* [EXTRACTED DATA]
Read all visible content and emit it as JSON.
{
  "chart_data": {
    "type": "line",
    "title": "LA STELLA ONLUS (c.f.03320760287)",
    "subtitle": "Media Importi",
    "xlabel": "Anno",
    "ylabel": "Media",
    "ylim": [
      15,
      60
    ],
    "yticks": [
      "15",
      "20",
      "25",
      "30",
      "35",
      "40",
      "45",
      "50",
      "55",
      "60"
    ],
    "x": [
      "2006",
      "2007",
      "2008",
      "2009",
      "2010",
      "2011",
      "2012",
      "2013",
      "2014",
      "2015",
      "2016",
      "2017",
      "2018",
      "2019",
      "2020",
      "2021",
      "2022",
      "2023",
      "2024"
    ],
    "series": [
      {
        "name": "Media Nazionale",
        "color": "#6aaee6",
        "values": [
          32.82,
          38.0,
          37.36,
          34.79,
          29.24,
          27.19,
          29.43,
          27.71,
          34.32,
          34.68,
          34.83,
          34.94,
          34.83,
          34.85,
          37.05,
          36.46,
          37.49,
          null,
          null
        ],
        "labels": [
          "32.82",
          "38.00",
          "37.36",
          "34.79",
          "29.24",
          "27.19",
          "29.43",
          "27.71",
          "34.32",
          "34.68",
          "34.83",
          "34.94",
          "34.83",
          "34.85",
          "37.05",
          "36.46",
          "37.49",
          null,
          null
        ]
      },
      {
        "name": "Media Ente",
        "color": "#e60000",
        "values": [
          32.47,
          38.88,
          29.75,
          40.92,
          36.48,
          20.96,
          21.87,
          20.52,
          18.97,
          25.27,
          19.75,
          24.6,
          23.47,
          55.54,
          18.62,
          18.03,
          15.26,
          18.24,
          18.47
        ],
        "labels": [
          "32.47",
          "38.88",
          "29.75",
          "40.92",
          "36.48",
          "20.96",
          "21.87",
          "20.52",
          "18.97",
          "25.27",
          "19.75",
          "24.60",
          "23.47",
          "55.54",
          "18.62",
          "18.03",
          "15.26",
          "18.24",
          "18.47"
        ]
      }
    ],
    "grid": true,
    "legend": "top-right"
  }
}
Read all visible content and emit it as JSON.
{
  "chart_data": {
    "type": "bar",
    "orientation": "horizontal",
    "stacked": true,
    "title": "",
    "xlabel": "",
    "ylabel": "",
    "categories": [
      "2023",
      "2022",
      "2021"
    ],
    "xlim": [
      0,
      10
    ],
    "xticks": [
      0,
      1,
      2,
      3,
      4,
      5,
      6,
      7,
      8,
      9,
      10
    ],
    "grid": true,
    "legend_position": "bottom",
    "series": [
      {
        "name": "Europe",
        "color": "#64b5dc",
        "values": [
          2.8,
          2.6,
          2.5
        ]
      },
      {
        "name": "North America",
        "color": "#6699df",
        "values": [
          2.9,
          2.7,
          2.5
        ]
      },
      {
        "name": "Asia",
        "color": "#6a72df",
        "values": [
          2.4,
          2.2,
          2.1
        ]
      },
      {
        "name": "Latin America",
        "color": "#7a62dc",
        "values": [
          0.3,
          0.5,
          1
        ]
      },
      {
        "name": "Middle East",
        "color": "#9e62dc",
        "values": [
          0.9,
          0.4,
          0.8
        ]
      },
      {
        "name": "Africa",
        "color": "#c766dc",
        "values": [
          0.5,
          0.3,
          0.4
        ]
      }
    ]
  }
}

* [JOB] Write the data back out verbatim.

* [ANSWER FOR THIS EXERCISE]
Read all visible content and emit it as JSON.
{
  "chart_data": {
    "type": "line",
    "title": "LA STELLA ONLUS (c.f.03320760287)",
    "subtitle": "Media Importi",
    "xlabel": "Anno",
    "ylabel": "Media",
    "ylim": [
      15,
      60
    ],
    "yticks": [
      "15",
      "20",
      "25",
      "30",
      "35",
      "40",
      "45",
      "50",
      "55",
      "60"
    ],
    "x": [
      "2006",
      "2007",
      "2008",
      "2009",
      "2010",
      "2011",
      "2012",
      "2013",
      "2014",
      "2015",
      "2016",
      "2017",
      "2018",
      "2019",
      "2020",
      "2021",
      "2022",
      "2023",
      "2024"
    ],
    "series": [
      {
        "name": "Media Nazionale",
        "color": "#6aaee6",
        "values": [
          32.82,
          38.0,
          37.36,
          34.79,
          29.24,
          27.19,
          29.43,
          27.71,
          34.32,
          34.68,
          34.83,
          34.94,
          34.83,
          34.85,
          37.05,
          36.46,
          37.49,
          null,
          null
        ],
        "labels": [
          "32.82",
          "38.00",
          "37.36",
          "34.79",
          "29.24",
          "27.19",
          "29.43",
          "27.71",
          "34.32",
          "34.68",
          "34.83",
          "34.94",
          "34.83",
          "34.85",
          "37.05",
          "36.46",
          "37.49",
          null,
          null
        ]
      },
      {
        "name": "Media Ente",
        "color": "#e60000",
        "values": [
          32.47,
          38.88,
          29.75,
          40.92,
          36.48,
          20.96,
          21.87,
          20.52,
          18.97,
          25.27,
          19.75,
          24.6,
          23.47,
          55.54,
          18.62,
          18.03,
          15.26,
          18.24,
          18.47
        ],
        "labels": [
          "32.47",
          "38.88",
          "29.75",
          "40.92",
          "36.48",
          "20.96",
          "21.87",
          "20.52",
          "18.97",
          "25.27",
          "19.75",
          "24.60",
          "23.47",
          "55.54",
          "18.62",
          "18.03",
          "15.26",
          "18.24",
          "18.47"
        ]
      }
    ],
    "grid": true,
    "legend": "top-right"
  }
}
Read all visible content and emit it as JSON.
{
  "chart_data": {
    "type": "bar",
    "orientation": "horizontal",
    "stacked": true,
    "title": "",
    "xlabel": "",
    "ylabel": "",
    "categories": [
      "2023",
      "2022",
      "2021"
    ],
    "xlim": [
      0,
      10
    ],
    "xticks": [
      0,
      1,
      2,
      3,
      4,
      5,
      6,
      7,
      8,
      9,
      10
    ],
    "grid": true,
    "legend_position": "bottom",
    "series": [
      {
        "name": "Europe",
        "color": "#64b5dc",
        "values": [
          2.8,
          2.6,
          2.5
        ]
      },
      {
        "name": "North America",
        "color": "#6699df",
        "values": [
          2.9,
          2.7,
          2.5
        ]
      },
      {
        "name": "Asia",
        "color": "#6a72df",
        "values": [
          2.4,
          2.2,
          2.1
        ]
      },
      {
        "name": "Latin America",
        "color": "#7a62dc",
        "values": [
          0.3,
          0.5,
          1
        ]
      },
      {
        "name": "Middle East",
        "color": "#9e62dc",
        "values": [
          0.9,
          0.4,
          0.8
        ]
      },
      {
        "name": "Africa",
        "color": "#c766dc",
        "values": [
          0.5,
          0.3,
          0.4
        ]
      }
    ]
  }
}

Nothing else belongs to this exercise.